[Data entries]
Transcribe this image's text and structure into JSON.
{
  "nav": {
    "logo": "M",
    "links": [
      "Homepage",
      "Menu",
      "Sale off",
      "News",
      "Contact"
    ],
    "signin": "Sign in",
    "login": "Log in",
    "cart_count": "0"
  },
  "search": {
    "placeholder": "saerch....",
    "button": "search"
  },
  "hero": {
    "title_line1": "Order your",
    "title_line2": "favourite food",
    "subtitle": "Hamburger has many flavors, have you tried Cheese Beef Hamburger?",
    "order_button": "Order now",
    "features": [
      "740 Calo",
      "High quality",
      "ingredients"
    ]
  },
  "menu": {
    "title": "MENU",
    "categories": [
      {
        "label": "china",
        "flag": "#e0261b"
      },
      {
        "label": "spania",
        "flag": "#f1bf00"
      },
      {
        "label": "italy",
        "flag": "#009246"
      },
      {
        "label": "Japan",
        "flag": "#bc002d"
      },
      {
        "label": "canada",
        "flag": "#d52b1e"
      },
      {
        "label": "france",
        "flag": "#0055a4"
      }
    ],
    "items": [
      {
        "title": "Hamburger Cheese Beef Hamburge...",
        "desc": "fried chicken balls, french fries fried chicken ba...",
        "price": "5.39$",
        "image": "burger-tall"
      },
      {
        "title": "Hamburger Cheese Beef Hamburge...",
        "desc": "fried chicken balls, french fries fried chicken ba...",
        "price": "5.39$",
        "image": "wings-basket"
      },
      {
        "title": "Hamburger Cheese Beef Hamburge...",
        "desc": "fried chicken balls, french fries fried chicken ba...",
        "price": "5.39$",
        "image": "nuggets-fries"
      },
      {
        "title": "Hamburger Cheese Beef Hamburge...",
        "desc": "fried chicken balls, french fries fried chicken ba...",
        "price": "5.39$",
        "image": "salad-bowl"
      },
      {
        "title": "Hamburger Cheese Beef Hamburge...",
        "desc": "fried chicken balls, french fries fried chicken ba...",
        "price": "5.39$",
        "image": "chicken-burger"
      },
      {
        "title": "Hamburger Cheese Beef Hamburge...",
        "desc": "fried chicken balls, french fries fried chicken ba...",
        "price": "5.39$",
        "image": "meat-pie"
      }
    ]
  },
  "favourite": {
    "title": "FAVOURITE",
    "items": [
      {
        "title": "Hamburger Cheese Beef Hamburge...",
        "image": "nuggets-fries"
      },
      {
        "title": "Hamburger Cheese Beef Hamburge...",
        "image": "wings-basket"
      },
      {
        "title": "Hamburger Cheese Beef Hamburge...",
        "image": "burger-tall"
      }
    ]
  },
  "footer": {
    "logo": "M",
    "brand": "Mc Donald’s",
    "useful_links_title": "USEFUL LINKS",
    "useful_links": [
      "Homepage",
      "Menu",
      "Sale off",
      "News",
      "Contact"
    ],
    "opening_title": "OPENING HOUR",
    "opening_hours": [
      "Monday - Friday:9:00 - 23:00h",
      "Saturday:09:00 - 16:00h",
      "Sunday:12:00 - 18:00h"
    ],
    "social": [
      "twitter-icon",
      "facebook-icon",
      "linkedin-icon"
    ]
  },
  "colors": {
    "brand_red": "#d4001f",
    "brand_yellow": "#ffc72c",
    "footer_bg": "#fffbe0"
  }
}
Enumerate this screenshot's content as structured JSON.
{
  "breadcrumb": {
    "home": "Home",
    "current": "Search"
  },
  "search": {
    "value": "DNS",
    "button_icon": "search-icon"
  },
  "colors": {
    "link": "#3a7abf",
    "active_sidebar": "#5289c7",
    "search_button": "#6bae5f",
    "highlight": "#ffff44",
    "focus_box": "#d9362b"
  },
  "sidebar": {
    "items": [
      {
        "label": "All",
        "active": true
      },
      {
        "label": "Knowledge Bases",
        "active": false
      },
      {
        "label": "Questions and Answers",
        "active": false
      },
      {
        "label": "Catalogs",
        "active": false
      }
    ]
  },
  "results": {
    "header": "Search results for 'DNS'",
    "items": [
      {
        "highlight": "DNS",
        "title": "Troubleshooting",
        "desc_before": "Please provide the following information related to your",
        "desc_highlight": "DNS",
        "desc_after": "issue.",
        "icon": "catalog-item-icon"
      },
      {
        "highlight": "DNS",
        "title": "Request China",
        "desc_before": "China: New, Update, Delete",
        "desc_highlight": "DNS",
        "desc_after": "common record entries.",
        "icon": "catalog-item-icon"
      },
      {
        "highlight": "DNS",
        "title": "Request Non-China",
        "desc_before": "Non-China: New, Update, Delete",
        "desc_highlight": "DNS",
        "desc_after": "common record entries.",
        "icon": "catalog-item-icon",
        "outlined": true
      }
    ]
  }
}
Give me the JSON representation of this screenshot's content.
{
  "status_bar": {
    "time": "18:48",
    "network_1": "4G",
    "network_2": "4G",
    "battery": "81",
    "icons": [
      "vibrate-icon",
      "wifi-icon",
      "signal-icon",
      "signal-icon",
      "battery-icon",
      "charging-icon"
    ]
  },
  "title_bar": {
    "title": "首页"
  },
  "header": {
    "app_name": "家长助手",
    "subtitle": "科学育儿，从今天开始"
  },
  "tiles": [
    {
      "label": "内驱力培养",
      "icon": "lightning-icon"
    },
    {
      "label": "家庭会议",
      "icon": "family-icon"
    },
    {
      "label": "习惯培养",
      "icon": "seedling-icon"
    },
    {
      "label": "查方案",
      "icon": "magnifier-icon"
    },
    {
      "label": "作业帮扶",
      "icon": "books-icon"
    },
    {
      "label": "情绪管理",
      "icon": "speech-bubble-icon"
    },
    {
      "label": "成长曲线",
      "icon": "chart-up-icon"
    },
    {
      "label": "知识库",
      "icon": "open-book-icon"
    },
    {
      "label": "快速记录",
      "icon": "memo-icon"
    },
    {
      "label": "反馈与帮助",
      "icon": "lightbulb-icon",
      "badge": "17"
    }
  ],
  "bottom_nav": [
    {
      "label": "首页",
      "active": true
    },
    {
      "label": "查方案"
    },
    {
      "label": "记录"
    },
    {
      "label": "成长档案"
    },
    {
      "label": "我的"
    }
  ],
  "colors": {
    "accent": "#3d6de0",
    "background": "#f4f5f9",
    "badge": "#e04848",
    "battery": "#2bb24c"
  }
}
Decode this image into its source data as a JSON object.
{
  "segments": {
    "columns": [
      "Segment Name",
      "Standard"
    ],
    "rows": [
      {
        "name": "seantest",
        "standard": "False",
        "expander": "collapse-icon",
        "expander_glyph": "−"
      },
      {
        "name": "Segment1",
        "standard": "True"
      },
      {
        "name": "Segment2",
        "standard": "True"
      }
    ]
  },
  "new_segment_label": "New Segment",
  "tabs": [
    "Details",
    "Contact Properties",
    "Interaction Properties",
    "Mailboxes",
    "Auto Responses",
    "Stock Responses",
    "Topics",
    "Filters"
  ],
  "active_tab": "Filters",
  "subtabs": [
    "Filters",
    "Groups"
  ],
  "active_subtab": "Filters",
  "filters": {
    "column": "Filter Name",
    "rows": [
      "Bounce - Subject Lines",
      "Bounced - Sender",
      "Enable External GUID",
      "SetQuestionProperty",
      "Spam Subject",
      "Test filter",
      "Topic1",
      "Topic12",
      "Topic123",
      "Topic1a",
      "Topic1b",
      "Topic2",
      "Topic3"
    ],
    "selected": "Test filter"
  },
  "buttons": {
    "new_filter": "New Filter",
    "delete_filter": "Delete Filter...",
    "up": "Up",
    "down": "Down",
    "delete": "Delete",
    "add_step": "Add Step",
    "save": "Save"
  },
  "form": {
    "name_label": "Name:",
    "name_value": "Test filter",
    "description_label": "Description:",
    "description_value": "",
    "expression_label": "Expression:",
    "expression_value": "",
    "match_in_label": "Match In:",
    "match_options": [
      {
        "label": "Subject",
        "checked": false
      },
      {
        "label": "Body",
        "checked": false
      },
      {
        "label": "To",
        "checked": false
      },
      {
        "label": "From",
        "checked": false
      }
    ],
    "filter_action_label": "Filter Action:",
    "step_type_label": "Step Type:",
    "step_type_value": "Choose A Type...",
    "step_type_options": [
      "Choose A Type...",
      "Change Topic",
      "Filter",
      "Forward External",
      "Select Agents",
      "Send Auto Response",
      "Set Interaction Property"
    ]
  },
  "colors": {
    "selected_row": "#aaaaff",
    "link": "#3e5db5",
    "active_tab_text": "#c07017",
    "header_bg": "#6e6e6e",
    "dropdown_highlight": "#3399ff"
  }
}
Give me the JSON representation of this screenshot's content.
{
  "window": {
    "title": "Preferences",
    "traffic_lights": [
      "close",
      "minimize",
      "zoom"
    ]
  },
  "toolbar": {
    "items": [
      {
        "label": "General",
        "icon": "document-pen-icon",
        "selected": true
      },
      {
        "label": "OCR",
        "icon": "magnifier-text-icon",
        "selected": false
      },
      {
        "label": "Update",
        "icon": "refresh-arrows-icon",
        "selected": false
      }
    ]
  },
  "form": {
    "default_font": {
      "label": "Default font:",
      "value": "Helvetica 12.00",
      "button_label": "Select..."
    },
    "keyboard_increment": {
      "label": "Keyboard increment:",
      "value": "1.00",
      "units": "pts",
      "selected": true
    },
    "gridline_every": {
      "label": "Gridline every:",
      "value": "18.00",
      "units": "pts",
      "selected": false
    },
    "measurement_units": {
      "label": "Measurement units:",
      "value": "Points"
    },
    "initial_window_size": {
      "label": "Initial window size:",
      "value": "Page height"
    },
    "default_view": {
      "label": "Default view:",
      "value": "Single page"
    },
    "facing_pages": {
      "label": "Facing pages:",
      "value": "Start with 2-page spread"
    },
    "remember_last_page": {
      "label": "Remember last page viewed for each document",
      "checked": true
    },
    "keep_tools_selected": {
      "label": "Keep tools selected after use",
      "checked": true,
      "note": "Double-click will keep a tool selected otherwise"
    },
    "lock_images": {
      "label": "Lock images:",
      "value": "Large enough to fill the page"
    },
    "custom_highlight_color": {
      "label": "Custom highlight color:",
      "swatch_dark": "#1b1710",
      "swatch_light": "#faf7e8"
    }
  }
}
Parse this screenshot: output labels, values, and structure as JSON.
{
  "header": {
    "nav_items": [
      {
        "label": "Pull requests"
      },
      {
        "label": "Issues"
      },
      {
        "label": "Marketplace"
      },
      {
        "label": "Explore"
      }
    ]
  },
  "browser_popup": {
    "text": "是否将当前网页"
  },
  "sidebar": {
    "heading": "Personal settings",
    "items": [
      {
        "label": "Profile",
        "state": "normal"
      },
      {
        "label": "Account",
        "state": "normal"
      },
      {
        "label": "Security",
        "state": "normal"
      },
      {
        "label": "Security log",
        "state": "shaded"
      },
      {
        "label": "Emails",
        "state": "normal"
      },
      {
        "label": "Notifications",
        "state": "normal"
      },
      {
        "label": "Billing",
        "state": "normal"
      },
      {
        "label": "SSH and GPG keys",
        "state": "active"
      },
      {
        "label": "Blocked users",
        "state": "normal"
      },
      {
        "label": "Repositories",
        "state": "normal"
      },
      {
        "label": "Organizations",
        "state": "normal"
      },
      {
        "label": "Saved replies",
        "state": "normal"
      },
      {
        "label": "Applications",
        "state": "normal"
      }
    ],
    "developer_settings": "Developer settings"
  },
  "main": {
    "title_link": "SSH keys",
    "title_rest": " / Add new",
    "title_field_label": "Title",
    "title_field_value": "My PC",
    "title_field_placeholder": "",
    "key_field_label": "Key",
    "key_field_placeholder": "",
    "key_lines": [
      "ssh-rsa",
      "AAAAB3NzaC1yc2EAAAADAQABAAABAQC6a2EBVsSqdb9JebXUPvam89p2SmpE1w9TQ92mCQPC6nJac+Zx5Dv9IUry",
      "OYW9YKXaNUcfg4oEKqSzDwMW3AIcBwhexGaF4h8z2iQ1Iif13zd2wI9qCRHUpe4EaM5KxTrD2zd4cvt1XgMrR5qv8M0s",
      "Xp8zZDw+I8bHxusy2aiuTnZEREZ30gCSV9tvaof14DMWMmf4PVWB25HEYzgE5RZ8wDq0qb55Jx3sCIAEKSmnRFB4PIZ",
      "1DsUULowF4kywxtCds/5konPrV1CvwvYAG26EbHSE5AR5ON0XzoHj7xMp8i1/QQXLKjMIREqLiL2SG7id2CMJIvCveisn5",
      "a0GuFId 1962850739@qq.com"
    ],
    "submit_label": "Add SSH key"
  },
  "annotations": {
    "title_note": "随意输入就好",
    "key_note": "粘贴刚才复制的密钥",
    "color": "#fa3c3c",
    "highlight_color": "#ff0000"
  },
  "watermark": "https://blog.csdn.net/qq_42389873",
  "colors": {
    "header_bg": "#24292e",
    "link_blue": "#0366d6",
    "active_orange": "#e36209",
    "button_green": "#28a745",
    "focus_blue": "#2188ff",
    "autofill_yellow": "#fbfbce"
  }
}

▶ [REQUIRED TASK]: Show all lines in the entries above where the word "this" appears.

▶ [WORKED ANSWER]:
Transcribe this image's text and structure into JSON.
Enumerate this screenshot's content as structured JSON.
Give me the JSON representation of this screenshot's content.
Decode this image into its source data as a JSON object.
Give me the JSON representation of this screenshot's content.
Parse this screenshot: output labels, values, and structure as JSON.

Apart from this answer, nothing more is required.